# STATED EXERCISE
Here are some records; quote them exactly, leaving out the pictures.

# MATERIAL

-*-*-

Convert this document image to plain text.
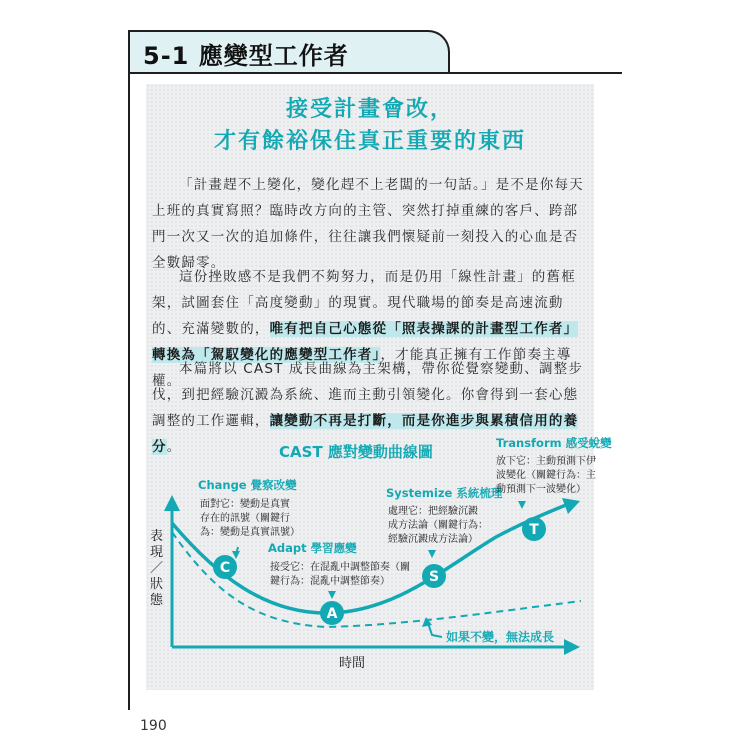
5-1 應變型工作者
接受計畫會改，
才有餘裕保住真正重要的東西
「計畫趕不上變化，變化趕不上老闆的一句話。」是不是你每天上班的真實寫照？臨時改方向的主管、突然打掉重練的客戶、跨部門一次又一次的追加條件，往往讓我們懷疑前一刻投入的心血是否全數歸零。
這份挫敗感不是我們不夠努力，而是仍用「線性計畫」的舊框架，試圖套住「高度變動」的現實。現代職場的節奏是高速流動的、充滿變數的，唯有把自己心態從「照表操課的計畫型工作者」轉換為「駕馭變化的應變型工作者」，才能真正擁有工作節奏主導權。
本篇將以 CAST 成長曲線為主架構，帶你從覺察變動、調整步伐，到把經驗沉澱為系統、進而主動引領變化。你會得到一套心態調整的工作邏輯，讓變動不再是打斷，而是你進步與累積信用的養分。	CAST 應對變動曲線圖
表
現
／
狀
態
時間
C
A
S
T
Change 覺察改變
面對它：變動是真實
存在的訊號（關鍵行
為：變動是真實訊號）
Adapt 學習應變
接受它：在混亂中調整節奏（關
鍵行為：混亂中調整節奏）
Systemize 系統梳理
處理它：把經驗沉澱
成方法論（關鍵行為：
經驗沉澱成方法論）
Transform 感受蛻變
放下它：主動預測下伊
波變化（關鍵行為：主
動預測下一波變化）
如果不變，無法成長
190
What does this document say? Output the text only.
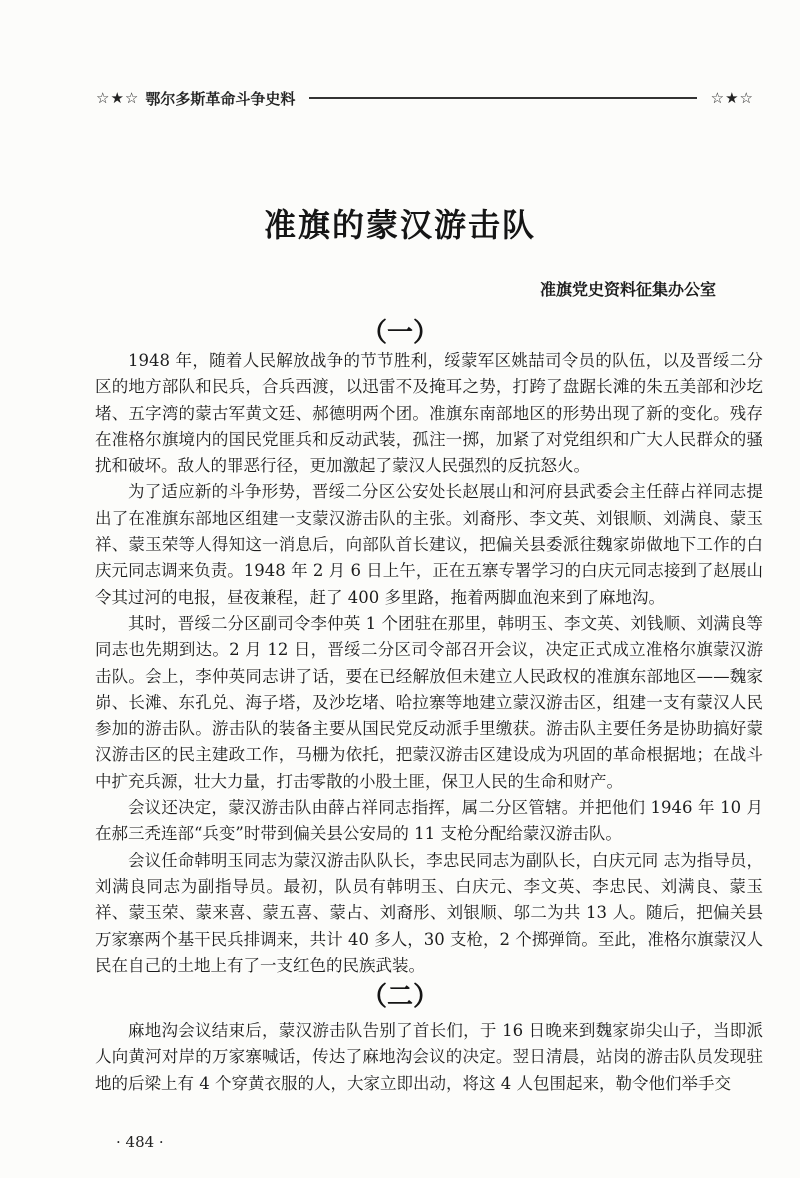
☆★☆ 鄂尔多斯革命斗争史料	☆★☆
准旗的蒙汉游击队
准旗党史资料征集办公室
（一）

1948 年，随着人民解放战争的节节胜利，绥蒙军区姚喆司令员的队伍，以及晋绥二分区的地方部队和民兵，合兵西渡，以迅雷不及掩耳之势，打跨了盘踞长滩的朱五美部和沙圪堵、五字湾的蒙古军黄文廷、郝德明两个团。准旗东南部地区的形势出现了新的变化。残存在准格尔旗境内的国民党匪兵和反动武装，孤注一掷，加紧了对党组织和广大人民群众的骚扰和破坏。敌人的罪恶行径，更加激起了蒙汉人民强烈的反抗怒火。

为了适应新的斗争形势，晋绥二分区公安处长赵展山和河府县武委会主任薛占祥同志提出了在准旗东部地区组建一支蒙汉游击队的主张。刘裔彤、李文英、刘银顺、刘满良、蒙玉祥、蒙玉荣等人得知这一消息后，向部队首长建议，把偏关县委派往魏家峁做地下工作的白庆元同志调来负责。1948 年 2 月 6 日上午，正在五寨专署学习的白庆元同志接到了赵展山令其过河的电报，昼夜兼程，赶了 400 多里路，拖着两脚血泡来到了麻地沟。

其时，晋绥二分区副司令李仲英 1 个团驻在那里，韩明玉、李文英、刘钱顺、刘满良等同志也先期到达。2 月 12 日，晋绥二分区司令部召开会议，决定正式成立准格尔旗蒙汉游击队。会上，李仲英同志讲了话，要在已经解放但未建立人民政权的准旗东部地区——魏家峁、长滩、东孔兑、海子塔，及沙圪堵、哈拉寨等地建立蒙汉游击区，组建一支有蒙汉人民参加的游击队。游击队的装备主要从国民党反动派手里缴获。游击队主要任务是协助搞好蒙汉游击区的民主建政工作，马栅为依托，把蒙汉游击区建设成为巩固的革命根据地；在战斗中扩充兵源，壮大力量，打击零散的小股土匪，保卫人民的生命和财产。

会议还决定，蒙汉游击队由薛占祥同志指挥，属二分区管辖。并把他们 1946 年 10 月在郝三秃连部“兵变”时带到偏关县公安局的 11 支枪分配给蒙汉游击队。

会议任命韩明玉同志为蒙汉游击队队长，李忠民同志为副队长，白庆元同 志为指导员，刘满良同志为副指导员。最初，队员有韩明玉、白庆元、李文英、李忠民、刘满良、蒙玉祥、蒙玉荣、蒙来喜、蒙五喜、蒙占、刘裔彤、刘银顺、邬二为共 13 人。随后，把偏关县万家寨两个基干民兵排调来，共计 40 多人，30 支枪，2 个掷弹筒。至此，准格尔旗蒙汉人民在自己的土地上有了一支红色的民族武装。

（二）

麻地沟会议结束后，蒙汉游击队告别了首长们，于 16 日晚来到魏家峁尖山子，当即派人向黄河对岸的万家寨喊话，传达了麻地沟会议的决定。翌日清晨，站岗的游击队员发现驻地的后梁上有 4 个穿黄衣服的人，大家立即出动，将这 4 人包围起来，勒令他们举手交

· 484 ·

-*-*-

# WORKED ANSWER
Convert this document image to plain text.
5-1 應變型工作者
接受計畫會改，
才有餘裕保住真正重要的東西
「計畫趕不上變化，變化趕不上老闆的一句話。」是不是你每天上班的真實寫照？臨時改方向的主管、突然打掉重練的客戶、跨部門一次又一次的追加條件，往往讓我們懷疑前一刻投入的心血是否全數歸零。
這份挫敗感不是我們不夠努力，而是仍用「線性計畫」的舊框架，試圖套住「高度變動」的現實。現代職場的節奏是高速流動的、充滿變數的，唯有把自己心態從「照表操課的計畫型工作者」轉換為「駕馭變化的應變型工作者」，才能真正擁有工作節奏主導權。
本篇將以 CAST 成長曲線為主架構，帶你從覺察變動、調整步伐，到把經驗沉澱為系統、進而主動引領變化。你會得到一套心態調整的工作邏輯，讓變動不再是打斷，而是你進步與累積信用的養分。	CAST 應對變動曲線圖
表
現
／
狀
態
時間
C
A
S
T
Change 覺察改變
面對它：變動是真實
存在的訊號（關鍵行
為：變動是真實訊號）
Adapt 學習應變
接受它：在混亂中調整節奏（關
鍵行為：混亂中調整節奏）
Systemize 系統梳理
處理它：把經驗沉澱
成方法論（關鍵行為：
經驗沉澱成方法論）
Transform 感受蛻變
放下它：主動預測下伊
波變化（關鍵行為：主
動預測下一波變化）
如果不變，無法成長
190
What does this document say? Output the text only.
☆★☆ 鄂尔多斯革命斗争史料	☆★☆
准旗的蒙汉游击队
准旗党史资料征集办公室
（一）

1948 年，随着人民解放战争的节节胜利，绥蒙军区姚喆司令员的队伍，以及晋绥二分区的地方部队和民兵，合兵西渡，以迅雷不及掩耳之势，打跨了盘踞长滩的朱五美部和沙圪堵、五字湾的蒙古军黄文廷、郝德明两个团。准旗东南部地区的形势出现了新的变化。残存在准格尔旗境内的国民党匪兵和反动武装，孤注一掷，加紧了对党组织和广大人民群众的骚扰和破坏。敌人的罪恶行径，更加激起了蒙汉人民强烈的反抗怒火。

为了适应新的斗争形势，晋绥二分区公安处长赵展山和河府县武委会主任薛占祥同志提出了在准旗东部地区组建一支蒙汉游击队的主张。刘裔彤、李文英、刘银顺、刘满良、蒙玉祥、蒙玉荣等人得知这一消息后，向部队首长建议，把偏关县委派往魏家峁做地下工作的白庆元同志调来负责。1948 年 2 月 6 日上午，正在五寨专署学习的白庆元同志接到了赵展山令其过河的电报，昼夜兼程，赶了 400 多里路，拖着两脚血泡来到了麻地沟。

其时，晋绥二分区副司令李仲英 1 个团驻在那里，韩明玉、李文英、刘钱顺、刘满良等同志也先期到达。2 月 12 日，晋绥二分区司令部召开会议，决定正式成立准格尔旗蒙汉游击队。会上，李仲英同志讲了话，要在已经解放但未建立人民政权的准旗东部地区——魏家峁、长滩、东孔兑、海子塔，及沙圪堵、哈拉寨等地建立蒙汉游击区，组建一支有蒙汉人民参加的游击队。游击队的装备主要从国民党反动派手里缴获。游击队主要任务是协助搞好蒙汉游击区的民主建政工作，马栅为依托，把蒙汉游击区建设成为巩固的革命根据地；在战斗中扩充兵源，壮大力量，打击零散的小股土匪，保卫人民的生命和财产。

会议还决定，蒙汉游击队由薛占祥同志指挥，属二分区管辖。并把他们 1946 年 10 月在郝三秃连部“兵变”时带到偏关县公安局的 11 支枪分配给蒙汉游击队。

会议任命韩明玉同志为蒙汉游击队队长，李忠民同志为副队长，白庆元同 志为指导员，刘满良同志为副指导员。最初，队员有韩明玉、白庆元、李文英、李忠民、刘满良、蒙玉祥、蒙玉荣、蒙来喜、蒙五喜、蒙占、刘裔彤、刘银顺、邬二为共 13 人。随后，把偏关县万家寨两个基干民兵排调来，共计 40 多人，30 支枪，2 个掷弹筒。至此，准格尔旗蒙汉人民在自己的土地上有了一支红色的民族武装。

（二）

麻地沟会议结束后，蒙汉游击队告别了首长们，于 16 日晚来到魏家峁尖山子，当即派人向黄河对岸的万家寨喊话，传达了麻地沟会议的决定。翌日清晨，站岗的游击队员发现驻地的后梁上有 4 个穿黄衣服的人，大家立即出动，将这 4 人包围起来，勒令他们举手交

· 484 ·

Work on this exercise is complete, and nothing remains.